■ **Exercise prompt**:
Could you turn all of the lines below into a Markdown table with two columns, Row for the row number and Line for the line itself, leaving out any blank lines?

■ **Records**:
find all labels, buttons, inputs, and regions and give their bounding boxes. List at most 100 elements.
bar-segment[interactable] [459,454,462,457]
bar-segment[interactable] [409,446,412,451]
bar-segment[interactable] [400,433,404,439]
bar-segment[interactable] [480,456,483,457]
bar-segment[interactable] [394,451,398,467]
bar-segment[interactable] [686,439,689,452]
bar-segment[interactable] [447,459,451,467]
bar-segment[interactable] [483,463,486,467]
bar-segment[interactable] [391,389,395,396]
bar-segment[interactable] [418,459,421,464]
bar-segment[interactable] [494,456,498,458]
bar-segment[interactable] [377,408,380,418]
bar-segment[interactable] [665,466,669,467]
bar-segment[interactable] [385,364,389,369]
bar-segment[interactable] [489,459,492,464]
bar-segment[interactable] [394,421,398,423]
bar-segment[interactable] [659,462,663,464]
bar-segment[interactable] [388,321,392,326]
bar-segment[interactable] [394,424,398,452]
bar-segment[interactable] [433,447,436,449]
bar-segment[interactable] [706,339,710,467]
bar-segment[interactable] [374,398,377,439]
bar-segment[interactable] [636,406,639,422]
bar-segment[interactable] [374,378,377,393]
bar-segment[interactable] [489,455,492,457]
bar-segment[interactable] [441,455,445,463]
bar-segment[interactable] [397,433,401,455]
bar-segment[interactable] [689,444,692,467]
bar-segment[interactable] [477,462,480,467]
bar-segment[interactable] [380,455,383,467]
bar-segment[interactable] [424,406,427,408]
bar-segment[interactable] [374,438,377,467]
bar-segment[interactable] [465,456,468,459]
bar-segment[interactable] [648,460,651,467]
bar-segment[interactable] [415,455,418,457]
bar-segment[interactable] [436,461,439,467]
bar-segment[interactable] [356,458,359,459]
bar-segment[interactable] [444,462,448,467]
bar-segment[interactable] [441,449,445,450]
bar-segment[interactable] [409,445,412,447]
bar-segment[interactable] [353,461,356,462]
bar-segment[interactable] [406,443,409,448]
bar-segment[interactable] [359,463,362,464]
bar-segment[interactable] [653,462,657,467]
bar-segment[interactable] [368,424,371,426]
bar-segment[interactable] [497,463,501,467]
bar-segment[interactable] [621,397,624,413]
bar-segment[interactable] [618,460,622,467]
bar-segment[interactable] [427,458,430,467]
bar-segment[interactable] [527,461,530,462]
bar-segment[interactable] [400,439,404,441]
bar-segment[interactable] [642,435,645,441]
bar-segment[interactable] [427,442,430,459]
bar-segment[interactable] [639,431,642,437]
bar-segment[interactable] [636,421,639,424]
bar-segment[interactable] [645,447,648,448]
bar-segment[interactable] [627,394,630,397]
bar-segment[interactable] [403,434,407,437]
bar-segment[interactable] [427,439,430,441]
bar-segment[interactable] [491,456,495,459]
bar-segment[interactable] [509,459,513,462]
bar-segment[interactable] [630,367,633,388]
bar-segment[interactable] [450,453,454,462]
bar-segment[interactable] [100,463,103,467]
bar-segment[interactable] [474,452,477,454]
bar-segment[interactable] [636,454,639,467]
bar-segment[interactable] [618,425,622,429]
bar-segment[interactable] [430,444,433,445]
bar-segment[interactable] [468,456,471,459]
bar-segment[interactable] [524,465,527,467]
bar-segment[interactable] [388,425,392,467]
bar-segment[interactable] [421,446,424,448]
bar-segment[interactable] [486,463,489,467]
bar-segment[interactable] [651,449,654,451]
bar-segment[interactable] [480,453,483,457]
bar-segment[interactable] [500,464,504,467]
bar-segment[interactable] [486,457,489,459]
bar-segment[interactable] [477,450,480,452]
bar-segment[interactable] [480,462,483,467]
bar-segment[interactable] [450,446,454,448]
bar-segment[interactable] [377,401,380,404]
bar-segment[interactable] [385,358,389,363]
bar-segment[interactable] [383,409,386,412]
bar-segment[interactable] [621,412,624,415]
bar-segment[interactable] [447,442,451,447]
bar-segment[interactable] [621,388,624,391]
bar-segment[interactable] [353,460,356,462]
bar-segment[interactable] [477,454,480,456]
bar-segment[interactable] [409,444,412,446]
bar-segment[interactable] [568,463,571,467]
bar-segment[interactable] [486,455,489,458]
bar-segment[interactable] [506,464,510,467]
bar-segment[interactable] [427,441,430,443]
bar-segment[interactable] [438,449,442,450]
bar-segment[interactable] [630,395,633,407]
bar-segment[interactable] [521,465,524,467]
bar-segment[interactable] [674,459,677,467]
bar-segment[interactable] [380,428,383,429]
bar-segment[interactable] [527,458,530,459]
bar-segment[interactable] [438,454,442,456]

■ **Answer to the task**:
| Row | Line |
|---|---|
| 1 | find all labels, buttons, inputs, and regions and give their bounding boxes. List at most 100 elements. |
| 2 | bar-segment[interactable] [459,454,462,457] |
| 3 | bar-segment[interactable] [409,446,412,451] |
| 4 | bar-segment[interactable] [400,433,404,439] |
| 5 | bar-segment[interactable] [480,456,483,457] |
| 6 | bar-segment[interactable] [394,451,398,467] |
| 7 | bar-segment[interactable] [686,439,689,452] |
| 8 | bar-segment[interactable] [447,459,451,467] |
| 9 | bar-segment[interactable] [483,463,486,467] |
| 10 | bar-segment[interactable] [391,389,395,396] |
| 11 | bar-segment[interactable] [418,459,421,464] |
| 12 | bar-segment[interactable] [494,456,498,458] |
| 13 | bar-segment[interactable] [377,408,380,418] |
| 14 | bar-segment[interactable] [665,466,669,467] |
| 15 | bar-segment[interactable] [385,364,389,369] |
| 16 | bar-segment[interactable] [489,459,492,464] |
| 17 | bar-segment[interactable] [394,421,398,423] |
| 18 | bar-segment[interactable] [659,462,663,464] |
| 19 | bar-segment[interactable] [388,321,392,326] |
| 20 | bar-segment[interactable] [394,424,398,452] |
| 21 | bar-segment[interactable] [433,447,436,449] |
| 22 | bar-segment[interactable] [706,339,710,467] |
| 23 | bar-segment[interactable] [374,398,377,439] |
| 24 | bar-segment[interactable] [636,406,639,422] |
| 25 | bar-segment[interactable] [374,378,377,393] |
| 26 | bar-segment[interactable] [489,455,492,457] |
| 27 | bar-segment[interactable] [441,455,445,463] |
| 28 | bar-segment[interactable] [397,433,401,455] |
| 29 | bar-segment[interactable] [689,444,692,467] |
| 30 | bar-segment[interactable] [477,462,480,467] |
| 31 | bar-segment[interactable] [380,455,383,467] |
| 32 | bar-segment[interactable] [424,406,427,408] |
| 33 | bar-segment[interactable] [374,438,377,467] |
| 34 | bar-segment[interactable] [465,456,468,459] |
| 35 | bar-segment[interactable] [648,460,651,467] |
| 36 | bar-segment[interactable] [415,455,418,457] |
| 37 | bar-segment[interactable] [436,461,439,467] |
| 38 | bar-segment[interactable] [356,458,359,459] |
| 39 | bar-segment[interactable] [444,462,448,467] |
| 40 | bar-segment[interactable] [441,449,445,450] |
| 41 | bar-segment[interactable] [409,445,412,447] |
| 42 | bar-segment[interactable] [353,461,356,462] |
| 43 | bar-segment[interactable] [406,443,409,448] |
| 44 | bar-segment[interactable] [359,463,362,464] |
| 45 | bar-segment[interactable] [653,462,657,467] |
| 46 | bar-segment[interactable] [368,424,371,426] |
| 47 | bar-segment[interactable] [497,463,501,467] |
| 48 | bar-segment[interactable] [621,397,624,413] |
| 49 | bar-segment[interactable] [618,460,622,467] |
| 50 | bar-segment[interactable] [427,458,430,467] |
| 51 | bar-segment[interactable] [527,461,530,462] |
| 52 | bar-segment[interactable] [400,439,404,441] |
| 53 | bar-segment[interactable] [642,435,645,441] |
| 54 | bar-segment[interactable] [427,442,430,459] |
| 55 | bar-segment[interactable] [639,431,642,437] |
| 56 | bar-segment[interactable] [636,421,639,424] |
| 57 | bar-segment[interactable] [645,447,648,448] |
| 58 | bar-segment[interactable] [627,394,630,397] |
| 59 | bar-segment[interactable] [403,434,407,437] |
| 60 | bar-segment[interactable] [427,439,430,441] |
| 61 | bar-segment[interactable] [491,456,495,459] |
| 62 | bar-segment[interactable] [509,459,513,462] |
| 63 | bar-segment[interactable] [630,367,633,388] |
| 64 | bar-segment[interactable] [450,453,454,462] |
| 65 | bar-segment[interactable] [100,463,103,467] |
| 66 | bar-segment[interactable] [474,452,477,454] |
| 67 | bar-segment[interactable] [636,454,639,467] |
| 68 | bar-segment[interactable] [618,425,622,429] |
| 69 | bar-segment[interactable] [430,444,433,445] |
| 70 | bar-segment[interactable] [468,456,471,459] |
| 71 | bar-segment[interactable] [524,465,527,467] |
| 72 | bar-segment[interactable] [388,425,392,467] |
| 73 | bar-segment[interactable] [421,446,424,448] |
| 74 | bar-segment[interactable] [486,463,489,467] |
| 75 | bar-segment[interactable] [651,449,654,451] |
| 76 | bar-segment[interactable] [480,453,483,457] |
| 77 | bar-segment[interactable] [500,464,504,467] |
| 78 | bar-segment[interactable] [486,457,489,459] |
| 79 | bar-segment[interactable] [477,450,480,452] |
| 80 | bar-segment[interactable] [480,462,483,467] |
| 81 | bar-segment[interactable] [450,446,454,448] |
| 82 | bar-segment[interactable] [377,401,380,404] |
| 83 | bar-segment[interactable] [385,358,389,363] |
| 84 | bar-segment[interactable] [383,409,386,412] |
| 85 | bar-segment[interactable] [621,412,624,415] |
| 86 | bar-segment[interactable] [447,442,451,447] |
| 87 | bar-segment[interactable] [621,388,624,391] |
| 88 | bar-segment[interactable] [353,460,356,462] |
| 89 | bar-segment[interactable] [477,454,480,456] |
| 90 | bar-segment[interactable] [409,444,412,446] |
| 91 | bar-segment[interactable] [568,463,571,467] |
| 92 | bar-segment[interactable] [486,455,489,458] |
| 93 | bar-segment[interactable] [506,464,510,467] |
| 94 | bar-segment[interactable] [427,441,430,443] |
| 95 | bar-segment[interactable] [438,449,442,450] |
| 96 | bar-segment[interactable] [630,395,633,407] |
| 97 | bar-segment[interactable] [521,465,524,467] |
| 98 | bar-segment[interactable] [674,459,677,467] |
| 99 | bar-segment[interactable] [380,428,383,429] |
| 100 | bar-segment[interactable] [527,458,530,459] |
| 101 | bar-segment[interactable] [438,454,442,456] |